Stated task: Copy the entries verbatim, starting at the line containing "detach-icon[interactable]: ⧉ <box>848" and ending at the line containing "timeframe-h1[interactable]: H1 <box>632".
____ Extracted data
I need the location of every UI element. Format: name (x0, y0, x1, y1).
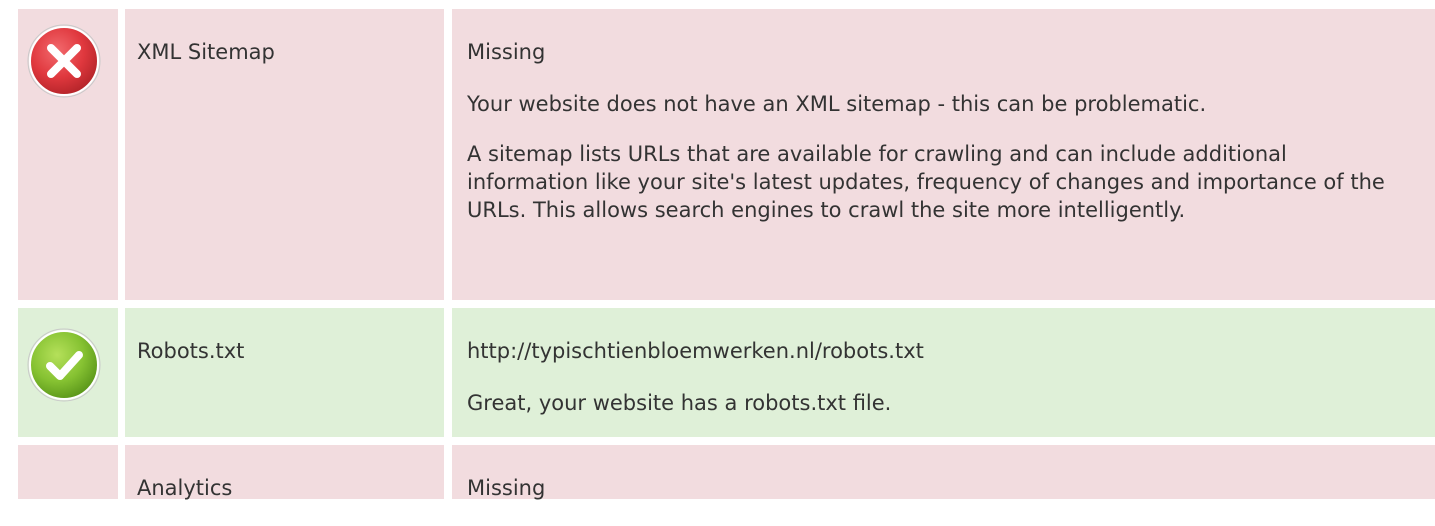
check-value: Missing (467, 40, 546, 64)
check-value: Missing (467, 476, 546, 500)
status-icon-cell (18, 445, 118, 499)
check-label: XML Sitemap (137, 40, 275, 64)
check-label-cell: Robots.txt (125, 308, 444, 437)
check-result-cell: http://typischtienbloemwerken.nl/robots.… (452, 308, 1435, 437)
check-result-cell: Missing (452, 445, 1435, 500)
check-label-cell: Analytics (125, 445, 444, 500)
status-icon-cell (18, 308, 118, 437)
success-check-icon (27, 328, 101, 402)
report-row-analytics: Analytics Missing (0, 445, 1435, 500)
report-row-robots-txt: Robots.txt http://typischtienbloemwerken… (0, 308, 1435, 437)
report-row-xml-sitemap: XML Sitemap Missing Your website does no… (0, 9, 1435, 300)
robots-url-link[interactable]: http://typischtienbloemwerken.nl/robots.… (467, 337, 1417, 365)
check-result-cell: Missing Your website does not have an XM… (452, 9, 1435, 300)
status-icon-cell (18, 9, 118, 300)
check-message: Great, your website has a robots.txt fil… (467, 391, 892, 415)
check-explanation: A sitemap lists URLs that are available … (467, 142, 1385, 222)
error-x-icon (27, 24, 101, 98)
check-message: Your website does not have an XML sitema… (467, 92, 1207, 116)
check-label-cell: XML Sitemap (125, 9, 444, 300)
check-label: Analytics (137, 476, 233, 500)
seo-report-table: XML Sitemap Missing Your website does no… (0, 0, 1435, 500)
check-label: Robots.txt (137, 339, 245, 363)
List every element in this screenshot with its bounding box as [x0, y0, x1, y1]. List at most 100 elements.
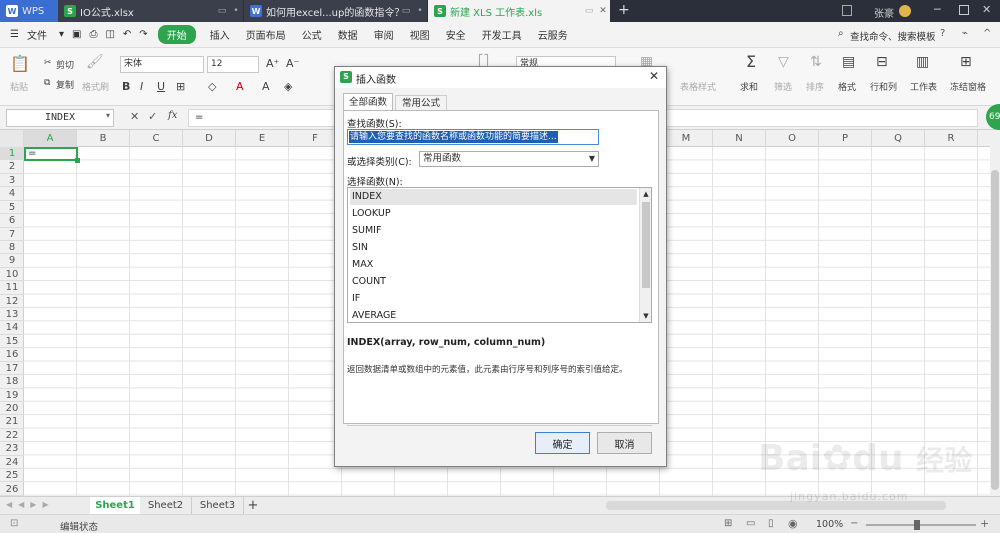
window-mode-icon[interactable] — [842, 5, 852, 16]
skin-icon[interactable]: ⌁ — [962, 28, 968, 39]
row-header[interactable]: 6 — [0, 214, 24, 228]
insert-function-icon[interactable]: fx — [168, 110, 177, 121]
paste-icon[interactable]: 📋 — [10, 54, 30, 73]
function-item-index[interactable]: INDEX — [350, 189, 637, 205]
row-header[interactable]: 23 — [0, 442, 24, 456]
column-header[interactable]: O — [766, 130, 819, 147]
column-header[interactable]: B — [77, 130, 130, 147]
row-header[interactable]: 4 — [0, 187, 24, 201]
cut-icon[interactable]: ✂ — [44, 58, 52, 68]
sheet-tab-2[interactable]: Sheet2 — [140, 497, 192, 515]
format-painter-icon[interactable]: 🖌 — [86, 54, 104, 70]
font-shrink-icon[interactable]: A⁻ — [286, 57, 299, 70]
row-header[interactable]: 9 — [0, 254, 24, 268]
menu-insert[interactable]: 插入 — [202, 27, 238, 42]
zoom-in-icon[interactable]: + — [980, 517, 989, 530]
sheet-tab-1[interactable]: Sheet1 — [90, 497, 140, 515]
format-button[interactable]: 格式 — [838, 80, 856, 93]
row-header[interactable]: 24 — [0, 456, 24, 470]
tab-common-formulas[interactable]: 常用公式 — [395, 95, 447, 111]
row-header[interactable]: 11 — [0, 281, 24, 295]
monitor-icon[interactable]: ▭ — [582, 6, 596, 16]
close-icon[interactable]: ✕ — [649, 69, 659, 83]
sort-icon[interactable]: ⇅ — [810, 54, 822, 70]
menu-review[interactable]: 审阅 — [366, 27, 402, 42]
function-item-if[interactable]: IF — [350, 291, 637, 307]
select-all-corner[interactable] — [0, 130, 24, 147]
page-view-icon[interactable]: ▭ — [746, 518, 755, 529]
column-header[interactable]: R — [925, 130, 978, 147]
row-header[interactable]: 14 — [0, 321, 24, 335]
scroll-down-icon[interactable]: ▼ — [640, 310, 651, 322]
menu-data[interactable]: 数据 — [330, 27, 366, 42]
border-icon[interactable]: ⊞ — [176, 80, 185, 93]
list-scrollbar[interactable]: ▲ ▼ — [639, 188, 651, 322]
font-family-select[interactable]: 宋体 — [120, 56, 204, 73]
row-header[interactable]: 12 — [0, 295, 24, 309]
column-header[interactable]: N — [713, 130, 766, 147]
row-header[interactable]: 22 — [0, 429, 24, 443]
close-dot-icon[interactable]: • — [229, 6, 243, 16]
italic-icon[interactable]: I — [140, 80, 143, 93]
table-style-button[interactable]: 表格样式 — [680, 80, 716, 93]
list-scroll-thumb[interactable] — [642, 202, 650, 288]
row-header[interactable]: 26 — [0, 483, 24, 496]
row-header[interactable]: 8 — [0, 241, 24, 255]
active-cell-a1[interactable]: = — [24, 147, 78, 161]
font-size-select[interactable]: 12 — [207, 56, 259, 73]
row-header[interactable]: 1 — [0, 147, 24, 161]
filter-button[interactable]: 筛选 — [774, 80, 792, 93]
chevron-down-icon[interactable]: ▾ — [55, 29, 68, 40]
user-name[interactable]: 张豪 — [874, 5, 894, 20]
sort-button[interactable]: 排序 — [806, 80, 824, 93]
zoom-slider[interactable] — [866, 524, 976, 526]
row-header[interactable]: 13 — [0, 308, 24, 322]
monitor-icon[interactable]: ▭ — [215, 6, 229, 16]
monitor-icon[interactable]: ▭ — [399, 6, 413, 16]
row-header[interactable]: 7 — [0, 228, 24, 241]
font-grow-icon[interactable]: A⁺ — [266, 57, 279, 70]
cancel-edit-icon[interactable]: ✕ — [130, 110, 139, 123]
print-icon[interactable]: ⎙ — [85, 29, 101, 40]
collapse-icon[interactable]: ^ — [983, 28, 991, 39]
row-header[interactable]: 21 — [0, 415, 24, 429]
freeze-icon[interactable]: ⊞ — [960, 54, 972, 70]
vertical-scrollbar[interactable] — [990, 130, 1000, 496]
format-icon[interactable]: ▤ — [842, 54, 855, 70]
dialog-title-bar[interactable]: S 插入函数 ✕ — [335, 67, 666, 88]
column-header[interactable]: D — [183, 130, 236, 147]
fill-color-icon[interactable]: ◇ — [208, 80, 216, 93]
new-tab-icon[interactable]: + — [618, 2, 630, 18]
name-box[interactable]: INDEX — [6, 109, 114, 127]
function-item-lookup[interactable]: LOOKUP — [350, 206, 637, 222]
minimize-icon[interactable]: ─ — [934, 3, 941, 16]
maximize-icon[interactable] — [959, 5, 969, 15]
cancel-button[interactable]: 取消 — [597, 432, 652, 454]
underline-icon[interactable]: U — [157, 80, 165, 93]
filter-icon[interactable]: ▽ — [778, 54, 789, 70]
sum-icon[interactable]: Σ — [746, 52, 756, 71]
paste-button[interactable]: 粘贴 — [10, 80, 28, 93]
search-icon[interactable]: ⌕ — [838, 28, 844, 39]
chevron-down-icon[interactable]: ▼ — [589, 152, 595, 166]
menu-home[interactable]: 开始 — [157, 25, 196, 44]
normal-view-icon[interactable]: ⊞ — [724, 518, 732, 529]
menu-page-layout[interactable]: 页面布局 — [238, 27, 294, 42]
menu-security[interactable]: 安全 — [438, 27, 474, 42]
avatar[interactable] — [899, 5, 911, 17]
function-item-average[interactable]: AVERAGE — [350, 308, 637, 322]
function-item-max[interactable]: MAX — [350, 257, 637, 273]
function-search-input[interactable]: 请输入您要查找的函数名称或函数功能的简要描述... — [347, 129, 599, 145]
save-icon[interactable]: ▣ — [68, 29, 85, 40]
preview-icon[interactable]: ◫ — [101, 29, 118, 40]
command-search[interactable]: 查找命令、搜索模板 — [850, 29, 936, 43]
vertical-scroll-thumb[interactable] — [991, 170, 999, 490]
cut-button[interactable]: 剪切 — [56, 58, 74, 71]
chevron-down-icon[interactable]: ▾ — [106, 111, 110, 120]
row-header[interactable]: 17 — [0, 362, 24, 376]
column-header[interactable]: E — [236, 130, 289, 147]
eye-protect-icon[interactable]: ◉ — [788, 517, 798, 530]
column-header[interactable]: M — [660, 130, 713, 147]
row-header[interactable]: 10 — [0, 268, 24, 282]
row-header[interactable]: 2 — [0, 160, 24, 174]
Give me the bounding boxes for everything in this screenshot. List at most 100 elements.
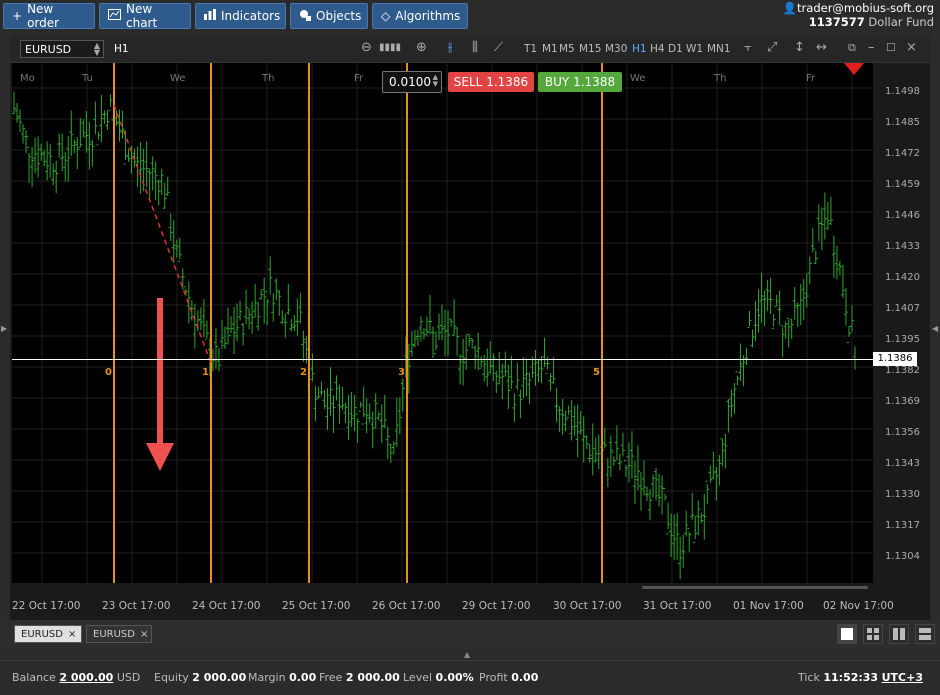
detach-icon[interactable]: ⧉ <box>848 41 856 55</box>
tab-label: EURUSD <box>93 628 135 640</box>
level-value: 0.00% <box>435 671 474 684</box>
line-type-icon[interactable]: ⟋ <box>494 40 503 55</box>
current-price-line <box>12 359 873 360</box>
fibo-marker-label: 5 <box>593 367 600 378</box>
vertical-scale-icon[interactable]: ↕ <box>794 40 805 55</box>
day-label: Tu <box>82 73 93 84</box>
sell-price: 1.1386 <box>486 75 529 89</box>
tick-item: Tick 11:52:33 UTC+3 <box>798 671 923 684</box>
account-email: trader@mobius-soft.org <box>797 1 934 15</box>
right-panel-arrow-icon[interactable]: ◀ <box>932 324 938 333</box>
timeframe-h1[interactable]: H1 <box>632 43 647 55</box>
price-tick-label: 1.1395 <box>885 334 920 345</box>
new-order-label: New order <box>27 2 60 30</box>
timeframe-w1[interactable]: W1 <box>686 43 703 55</box>
indicators-button[interactable]: Indicators <box>195 3 286 29</box>
price-tick-label: 1.1343 <box>885 458 920 469</box>
level-item: Level 0.00% <box>403 671 474 684</box>
minimize-icon[interactable]: – <box>868 40 875 55</box>
lot-spinner-icon[interactable]: ▲ ▼ <box>433 74 438 88</box>
tab-close-icon[interactable]: × <box>140 629 148 640</box>
free-value: 2 000.00 <box>345 671 400 684</box>
layout-rows-icon[interactable] <box>915 624 935 644</box>
top-toolbar: + New order New chart Indicators Objects… <box>0 0 940 32</box>
sell-button[interactable]: SELL 1.1386 <box>448 72 534 92</box>
price-tick-label: 1.1330 <box>885 489 920 500</box>
buy-button[interactable]: BUY 1.1388 <box>538 72 622 92</box>
timeframe-mn1[interactable]: MN1 <box>707 43 731 55</box>
sell-label: SELL <box>453 75 483 89</box>
profit-label: Profit <box>479 671 508 684</box>
time-tick-label: 30 Oct 17:00 <box>553 600 622 612</box>
layout-single-icon[interactable] <box>837 624 857 644</box>
layout-columns-icon[interactable] <box>889 624 909 644</box>
timeframe-d1[interactable]: D1 <box>668 43 683 55</box>
close-icon[interactable]: × <box>906 40 917 55</box>
symbol-value: EURUSD <box>25 43 72 56</box>
diamond-icon: ◇ <box>381 9 391 23</box>
timeframe-m1[interactable]: M1 <box>542 43 558 55</box>
tab-label: EURUSD <box>21 628 63 640</box>
day-label: Th <box>262 73 275 84</box>
autoscroll-icon[interactable]: ⤢ <box>767 40 777 55</box>
tab-close-icon[interactable]: × <box>68 629 76 640</box>
indicators-label: Indicators <box>221 9 281 23</box>
timeframe-m5[interactable]: M5 <box>559 43 575 55</box>
crosshair-icon[interactable]: ⫟ <box>744 40 752 55</box>
timeframe-t1[interactable]: T1 <box>524 43 537 55</box>
free-label: Free <box>319 671 343 684</box>
spinner-icon: ▲ ▼ <box>93 41 100 57</box>
chart-tab[interactable]: EURUSD × <box>86 625 152 643</box>
margin-label: Margin <box>248 671 286 684</box>
maximize-icon[interactable]: ☐ <box>886 41 896 54</box>
new-order-button[interactable]: + New order <box>3 2 95 30</box>
price-tick-label: 1.1459 <box>885 179 920 190</box>
price-tick-label: 1.1356 <box>885 427 920 438</box>
account-info[interactable]: 👤trader@mobius-soft.org 1137577 Dollar F… <box>783 1 934 29</box>
tick-label: Tick <box>798 671 820 684</box>
zoom-out-icon[interactable]: ⊖ <box>361 40 372 55</box>
price-tick-label: 1.1485 <box>885 117 920 128</box>
profit-item: Profit 0.00 <box>479 671 538 684</box>
objects-icon <box>299 9 311 24</box>
horizontal-scale-icon[interactable]: ↔ <box>816 40 827 55</box>
bar-type-icon[interactable]: ⫲ <box>448 40 452 55</box>
chart-plot-area[interactable]: 01235 MoTuWeThFrMoTuWeThFr <box>12 63 873 583</box>
profit-value: 0.00 <box>511 671 539 684</box>
left-panel-arrow-icon[interactable]: ▶ <box>1 324 7 333</box>
algorithms-label: Algorithms <box>395 9 461 23</box>
fibo-marker-label: 0 <box>105 367 112 378</box>
day-label: We <box>170 73 186 84</box>
symbol-select[interactable]: EURUSD ▲ ▼ <box>20 40 104 58</box>
chart-tabs-bar: EURUSD × EURUSD × <box>0 620 940 650</box>
timeframe-m30[interactable]: M30 <box>605 43 627 55</box>
time-tick-label: 22 Oct 17:00 <box>12 600 81 612</box>
timeframe-h4[interactable]: H4 <box>650 43 665 55</box>
new-chart-button[interactable]: New chart <box>99 2 191 30</box>
horizontal-scrollbar[interactable] <box>642 586 868 589</box>
user-icon: 👤 <box>782 1 798 15</box>
price-tick-label: 1.1369 <box>885 396 920 407</box>
timeframe-m15[interactable]: M15 <box>579 43 601 55</box>
layout-grid-icon[interactable] <box>863 624 883 644</box>
down-arrow-head <box>146 443 174 471</box>
chart-toolbar: EURUSD ▲ ▼ H1 ⊖ ▮▮▮▮ ⊕ ⫲ ⫼ ⟋ T1 M1 M5 M15 M30… <box>10 36 930 63</box>
chart-tab[interactable]: EURUSD × <box>14 625 82 643</box>
timeframe-label: H1 <box>114 43 129 55</box>
status-bar: Balance 2 000.00 USD Equity 2 000.00 Mar… <box>0 660 940 695</box>
free-item: Free 2 000.00 <box>319 671 400 684</box>
time-axis: 22 Oct 17:00 23 Oct 17:00 24 Oct 17:00 25 O… <box>10 591 930 620</box>
objects-button[interactable]: Objects <box>290 3 368 29</box>
expand-panel-icon[interactable]: ▲ <box>464 650 470 659</box>
balance-label: Balance <box>12 671 56 684</box>
zoom-slider[interactable]: ▮▮▮▮ <box>379 42 401 53</box>
objects-label: Objects <box>316 9 362 23</box>
zoom-in-icon[interactable]: ⊕ <box>416 40 427 55</box>
lot-size-input[interactable]: 0.0100 ▲ ▼ <box>382 71 442 93</box>
timezone-select[interactable]: UTC+3 <box>882 671 923 684</box>
account-number: 1137577 <box>808 15 865 29</box>
algorithms-button[interactable]: ◇ Algorithms <box>372 3 468 29</box>
equity-value: 2 000.00 <box>192 671 247 684</box>
level-label: Level <box>403 671 433 684</box>
candle-type-icon[interactable]: ⫼ <box>472 40 478 55</box>
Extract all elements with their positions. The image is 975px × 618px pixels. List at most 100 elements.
________
Result below:
detach-icon[interactable]: ⧉ <box>848 41 856 55</box>
tab-label: EURUSD <box>93 628 135 640</box>
level-value: 0.00% <box>435 671 474 684</box>
line-type-icon[interactable]: ⟋ <box>494 40 503 55</box>
current-price-line <box>12 359 873 360</box>
fibo-marker-label: 5 <box>593 367 600 378</box>
vertical-scale-icon[interactable]: ↕ <box>794 40 805 55</box>
day-label: Tu <box>82 73 93 84</box>
sell-price: 1.1386 <box>486 75 529 89</box>
tick-item: Tick 11:52:33 UTC+3 <box>798 671 923 684</box>
account-email: trader@mobius-soft.org <box>797 1 934 15</box>
right-panel-arrow-icon[interactable]: ◀ <box>932 324 938 333</box>
timeframe-h1[interactable]: H1 <box>632 43 647 55</box>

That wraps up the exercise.